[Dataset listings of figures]

-.-.-

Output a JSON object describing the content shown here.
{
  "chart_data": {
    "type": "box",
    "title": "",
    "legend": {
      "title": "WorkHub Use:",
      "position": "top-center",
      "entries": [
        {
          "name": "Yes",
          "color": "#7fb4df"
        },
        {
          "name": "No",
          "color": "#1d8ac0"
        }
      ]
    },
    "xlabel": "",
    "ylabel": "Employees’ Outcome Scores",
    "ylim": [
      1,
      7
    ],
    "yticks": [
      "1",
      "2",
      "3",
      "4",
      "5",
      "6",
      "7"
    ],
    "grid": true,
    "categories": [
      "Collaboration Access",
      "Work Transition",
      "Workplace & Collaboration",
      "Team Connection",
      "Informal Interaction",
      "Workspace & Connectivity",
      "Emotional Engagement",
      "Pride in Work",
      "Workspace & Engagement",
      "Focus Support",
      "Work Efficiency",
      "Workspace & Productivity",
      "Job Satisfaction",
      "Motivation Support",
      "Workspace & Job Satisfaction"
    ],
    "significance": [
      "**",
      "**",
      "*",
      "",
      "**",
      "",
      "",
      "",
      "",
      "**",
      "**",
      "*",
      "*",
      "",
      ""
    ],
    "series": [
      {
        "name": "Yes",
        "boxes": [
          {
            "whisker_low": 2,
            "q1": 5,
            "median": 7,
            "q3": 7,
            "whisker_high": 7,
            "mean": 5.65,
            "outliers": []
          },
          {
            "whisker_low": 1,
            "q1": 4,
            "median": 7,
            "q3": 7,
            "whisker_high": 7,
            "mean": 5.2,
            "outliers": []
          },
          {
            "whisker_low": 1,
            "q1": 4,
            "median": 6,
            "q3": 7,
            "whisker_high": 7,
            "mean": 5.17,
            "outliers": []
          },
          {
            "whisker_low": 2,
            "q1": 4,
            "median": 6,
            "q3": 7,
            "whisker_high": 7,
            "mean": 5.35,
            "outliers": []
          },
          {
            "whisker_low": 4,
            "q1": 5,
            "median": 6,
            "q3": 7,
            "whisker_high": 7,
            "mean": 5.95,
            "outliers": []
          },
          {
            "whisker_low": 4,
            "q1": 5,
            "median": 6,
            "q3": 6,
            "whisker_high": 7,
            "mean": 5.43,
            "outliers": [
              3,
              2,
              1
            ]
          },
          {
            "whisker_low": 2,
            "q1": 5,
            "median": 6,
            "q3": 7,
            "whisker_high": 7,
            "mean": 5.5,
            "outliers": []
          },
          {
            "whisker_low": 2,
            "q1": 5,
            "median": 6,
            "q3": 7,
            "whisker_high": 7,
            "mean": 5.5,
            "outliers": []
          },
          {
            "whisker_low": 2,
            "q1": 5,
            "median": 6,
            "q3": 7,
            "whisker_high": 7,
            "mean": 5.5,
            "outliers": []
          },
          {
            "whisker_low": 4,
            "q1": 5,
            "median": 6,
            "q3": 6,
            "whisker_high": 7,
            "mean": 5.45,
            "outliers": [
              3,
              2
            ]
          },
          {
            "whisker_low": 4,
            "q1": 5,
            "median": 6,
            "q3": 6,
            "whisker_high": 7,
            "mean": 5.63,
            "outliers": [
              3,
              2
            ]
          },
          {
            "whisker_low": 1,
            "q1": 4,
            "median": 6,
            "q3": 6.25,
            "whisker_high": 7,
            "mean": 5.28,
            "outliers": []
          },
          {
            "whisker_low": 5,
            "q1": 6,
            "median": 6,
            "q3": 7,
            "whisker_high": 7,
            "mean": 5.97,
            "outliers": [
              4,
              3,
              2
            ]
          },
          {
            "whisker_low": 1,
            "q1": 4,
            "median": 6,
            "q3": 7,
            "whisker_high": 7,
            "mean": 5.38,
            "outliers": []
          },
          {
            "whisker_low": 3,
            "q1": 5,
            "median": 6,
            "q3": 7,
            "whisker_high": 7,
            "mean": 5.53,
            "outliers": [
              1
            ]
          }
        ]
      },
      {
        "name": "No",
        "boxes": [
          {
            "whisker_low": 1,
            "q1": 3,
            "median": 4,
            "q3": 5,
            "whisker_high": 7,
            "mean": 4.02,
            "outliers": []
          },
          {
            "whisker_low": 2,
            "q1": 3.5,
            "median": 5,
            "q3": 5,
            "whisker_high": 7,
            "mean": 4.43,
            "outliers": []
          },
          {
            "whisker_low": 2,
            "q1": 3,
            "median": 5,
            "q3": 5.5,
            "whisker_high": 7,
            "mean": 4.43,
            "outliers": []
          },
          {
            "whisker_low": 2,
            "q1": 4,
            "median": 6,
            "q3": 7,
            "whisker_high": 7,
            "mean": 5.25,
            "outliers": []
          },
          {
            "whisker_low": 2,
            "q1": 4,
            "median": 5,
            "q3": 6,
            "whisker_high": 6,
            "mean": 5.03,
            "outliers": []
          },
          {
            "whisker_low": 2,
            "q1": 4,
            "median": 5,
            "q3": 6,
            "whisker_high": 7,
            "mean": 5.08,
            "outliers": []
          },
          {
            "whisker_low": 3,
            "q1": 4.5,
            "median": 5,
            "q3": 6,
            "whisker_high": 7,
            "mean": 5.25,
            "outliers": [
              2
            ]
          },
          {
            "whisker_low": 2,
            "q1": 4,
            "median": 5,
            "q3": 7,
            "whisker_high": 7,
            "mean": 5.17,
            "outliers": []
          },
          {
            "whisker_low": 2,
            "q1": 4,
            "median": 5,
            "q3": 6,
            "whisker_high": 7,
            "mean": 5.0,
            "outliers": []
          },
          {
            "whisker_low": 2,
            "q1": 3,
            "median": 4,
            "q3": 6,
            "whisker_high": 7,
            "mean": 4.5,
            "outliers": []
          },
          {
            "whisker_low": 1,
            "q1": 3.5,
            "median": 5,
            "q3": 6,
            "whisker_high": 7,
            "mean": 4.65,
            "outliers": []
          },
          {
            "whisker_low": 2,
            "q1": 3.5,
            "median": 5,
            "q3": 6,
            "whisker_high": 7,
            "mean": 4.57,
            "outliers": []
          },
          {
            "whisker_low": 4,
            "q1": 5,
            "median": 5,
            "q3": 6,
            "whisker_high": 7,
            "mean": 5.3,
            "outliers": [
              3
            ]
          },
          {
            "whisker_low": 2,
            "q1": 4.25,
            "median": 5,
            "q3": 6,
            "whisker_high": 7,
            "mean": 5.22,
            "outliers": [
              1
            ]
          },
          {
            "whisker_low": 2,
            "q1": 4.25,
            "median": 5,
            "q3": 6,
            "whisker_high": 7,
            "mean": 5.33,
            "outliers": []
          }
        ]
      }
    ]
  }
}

-.-.-

# Written problem
Please reproduce the entire listing, exactly as shown.

# Final result
Output a JSON object describing the content shown here.
{
  "chart_data": {
    "type": "box",
    "title": "",
    "legend": {
      "title": "WorkHub Use:",
      "position": "top-center",
      "entries": [
        {
          "name": "Yes",
          "color": "#7fb4df"
        },
        {
          "name": "No",
          "color": "#1d8ac0"
        }
      ]
    },
    "xlabel": "",
    "ylabel": "Employees’ Outcome Scores",
    "ylim": [
      1,
      7
    ],
    "yticks": [
      "1",
      "2",
      "3",
      "4",
      "5",
      "6",
      "7"
    ],
    "grid": true,
    "categories": [
      "Collaboration Access",
      "Work Transition",
      "Workplace & Collaboration",
      "Team Connection",
      "Informal Interaction",
      "Workspace & Connectivity",
      "Emotional Engagement",
      "Pride in Work",
      "Workspace & Engagement",
      "Focus Support",
      "Work Efficiency",
      "Workspace & Productivity",
      "Job Satisfaction",
      "Motivation Support",
      "Workspace & Job Satisfaction"
    ],
    "significance": [
      "**",
      "**",
      "*",
      "",
      "**",
      "",
      "",
      "",
      "",
      "**",
      "**",
      "*",
      "*",
      "",
      ""
    ],
    "series": [
      {
        "name": "Yes",
        "boxes": [
          {
            "whisker_low": 2,
            "q1": 5,
            "median": 7,
            "q3": 7,
            "whisker_high": 7,
            "mean": 5.65,
            "outliers": []
          },
          {
            "whisker_low": 1,
            "q1": 4,
            "median": 7,
            "q3": 7,
            "whisker_high": 7,
            "mean": 5.2,
            "outliers": []
          },
          {
            "whisker_low": 1,
            "q1": 4,
            "median": 6,
            "q3": 7,
            "whisker_high": 7,
            "mean": 5.17,
            "outliers": []
          },
          {
            "whisker_low": 2,
            "q1": 4,
            "median": 6,
            "q3": 7,
            "whisker_high": 7,
            "mean": 5.35,
            "outliers": []
          },
          {
            "whisker_low": 4,
            "q1": 5,
            "median": 6,
            "q3": 7,
            "whisker_high": 7,
            "mean": 5.95,
            "outliers": []
          },
          {
            "whisker_low": 4,
            "q1": 5,
            "median": 6,
            "q3": 6,
            "whisker_high": 7,
            "mean": 5.43,
            "outliers": [
              3,
              2,
              1
            ]
          },
          {
            "whisker_low": 2,
            "q1": 5,
            "median": 6,
            "q3": 7,
            "whisker_high": 7,
            "mean": 5.5,
            "outliers": []
          },
          {
            "whisker_low": 2,
            "q1": 5,
            "median": 6,
            "q3": 7,
            "whisker_high": 7,
            "mean": 5.5,
            "outliers": []
          },
          {
            "whisker_low": 2,
            "q1": 5,
            "median": 6,
            "q3": 7,
            "whisker_high": 7,
            "mean": 5.5,
            "outliers": []
          },
          {
            "whisker_low": 4,
            "q1": 5,
            "median": 6,
            "q3": 6,
            "whisker_high": 7,
            "mean": 5.45,
            "outliers": [
              3,
              2
            ]
          },
          {
            "whisker_low": 4,
            "q1": 5,
            "median": 6,
            "q3": 6,
            "whisker_high": 7,
            "mean": 5.63,
            "outliers": [
              3,
              2
            ]
          },
          {
            "whisker_low": 1,
            "q1": 4,
            "median": 6,
            "q3": 6.25,
            "whisker_high": 7,
            "mean": 5.28,
            "outliers": []
          },
          {
            "whisker_low": 5,
            "q1": 6,
            "median": 6,
            "q3": 7,
            "whisker_high": 7,
            "mean": 5.97,
            "outliers": [
              4,
              3,
              2
            ]
          },
          {
            "whisker_low": 1,
            "q1": 4,
            "median": 6,
            "q3": 7,
            "whisker_high": 7,
            "mean": 5.38,
            "outliers": []
          },
          {
            "whisker_low": 3,
            "q1": 5,
            "median": 6,
            "q3": 7,
            "whisker_high": 7,
            "mean": 5.53,
            "outliers": [
              1
            ]
          }
        ]
      },
      {
        "name": "No",
        "boxes": [
          {
            "whisker_low": 1,
            "q1": 3,
            "median": 4,
            "q3": 5,
            "whisker_high": 7,
            "mean": 4.02,
            "outliers": []
          },
          {
            "whisker_low": 2,
            "q1": 3.5,
            "median": 5,
            "q3": 5,
            "whisker_high": 7,
            "mean": 4.43,
            "outliers": []
          },
          {
            "whisker_low": 2,
            "q1": 3,
            "median": 5,
            "q3": 5.5,
            "whisker_high": 7,
            "mean": 4.43,
            "outliers": []
          },
          {
            "whisker_low": 2,
            "q1": 4,
            "median": 6,
            "q3": 7,
            "whisker_high": 7,
            "mean": 5.25,
            "outliers": []
          },
          {
            "whisker_low": 2,
            "q1": 4,
            "median": 5,
            "q3": 6,
            "whisker_high": 6,
            "mean": 5.03,
            "outliers": []
          },
          {
            "whisker_low": 2,
            "q1": 4,
            "median": 5,
            "q3": 6,
            "whisker_high": 7,
            "mean": 5.08,
            "outliers": []
          },
          {
            "whisker_low": 3,
            "q1": 4.5,
            "median": 5,
            "q3": 6,
            "whisker_high": 7,
            "mean": 5.25,
            "outliers": [
              2
            ]
          },
          {
            "whisker_low": 2,
            "q1": 4,
            "median": 5,
            "q3": 7,
            "whisker_high": 7,
            "mean": 5.17,
            "outliers": []
          },
          {
            "whisker_low": 2,
            "q1": 4,
            "median": 5,
            "q3": 6,
            "whisker_high": 7,
            "mean": 5.0,
            "outliers": []
          },
          {
            "whisker_low": 2,
            "q1": 3,
            "median": 4,
            "q3": 6,
            "whisker_high": 7,
            "mean": 4.5,
            "outliers": []
          },
          {
            "whisker_low": 1,
            "q1": 3.5,
            "median": 5,
            "q3": 6,
            "whisker_high": 7,
            "mean": 4.65,
            "outliers": []
          },
          {
            "whisker_low": 2,
            "q1": 3.5,
            "median": 5,
            "q3": 6,
            "whisker_high": 7,
            "mean": 4.57,
            "outliers": []
          },
          {
            "whisker_low": 4,
            "q1": 5,
            "median": 5,
            "q3": 6,
            "whisker_high": 7,
            "mean": 5.3,
            "outliers": [
              3
            ]
          },
          {
            "whisker_low": 2,
            "q1": 4.25,
            "median": 5,
            "q3": 6,
            "whisker_high": 7,
            "mean": 5.22,
            "outliers": [
              1
            ]
          },
          {
            "whisker_low": 2,
            "q1": 4.25,
            "median": 5,
            "q3": 6,
            "whisker_high": 7,
            "mean": 5.33,
            "outliers": []
          }
        ]
      }
    ]
  }
}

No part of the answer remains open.